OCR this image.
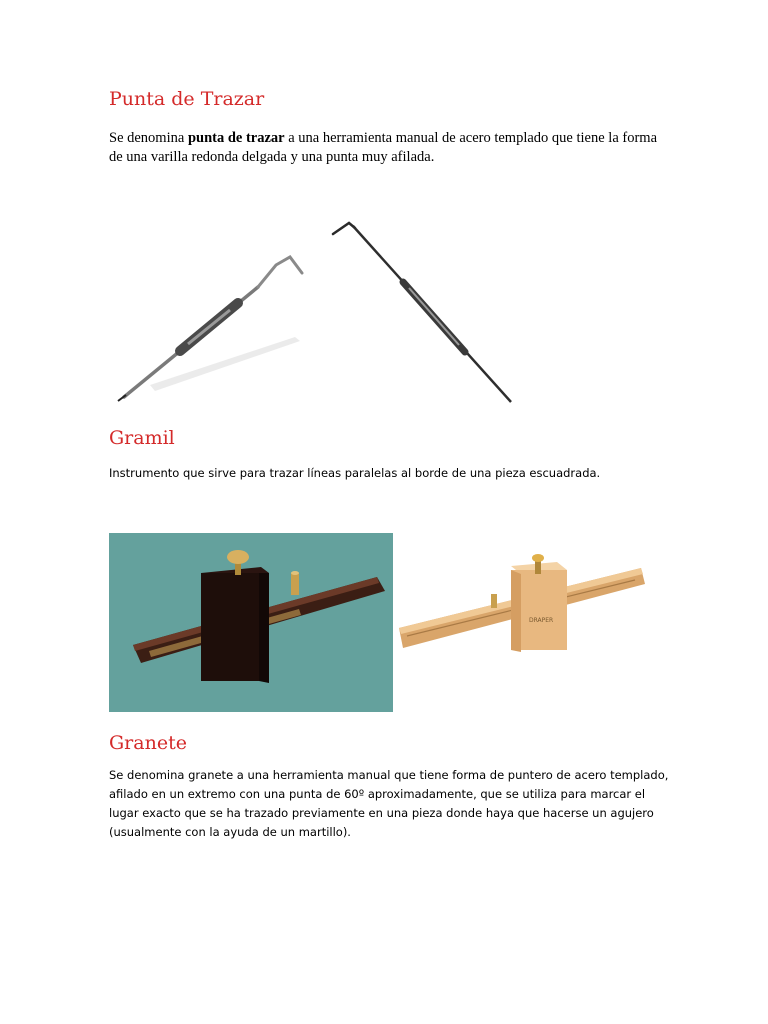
Punta de Trazar

Se denomina punta de trazar a una herramienta manual de acero templado que tiene la forma de una varilla redonda delgada y una punta muy afilada.

Gramil

Instrumento que sirve para trazar líneas paralelas al borde de una pieza escuadrada.

DRAPER
Granete

Se denomina granete a una herramienta manual que tiene forma de puntero de acero templado, afilado en un extremo con una punta de 60º aproximadamente, que se utiliza para marcar el lugar exacto que se ha trazado previamente en una pieza donde haya que hacerse un agujero (usualmente con la ayuda de un martillo).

--- YOUR TASK ---
In the copy, include all records verbatim but no images.

--- ANSWER ---
OCR this image.
Punta de Trazar

Se denomina punta de trazar a una herramienta manual de acero templado que tiene la forma de una varilla redonda delgada y una punta muy afilada.

Gramil

Instrumento que sirve para trazar líneas paralelas al borde de una pieza escuadrada.

DRAPER
Granete

Se denomina granete a una herramienta manual que tiene forma de puntero de acero templado, afilado en un extremo con una punta de 60º aproximadamente, que se utiliza para marcar el lugar exacto que se ha trazado previamente en una pieza donde haya que hacerse un agujero (usualmente con la ayuda de un martillo).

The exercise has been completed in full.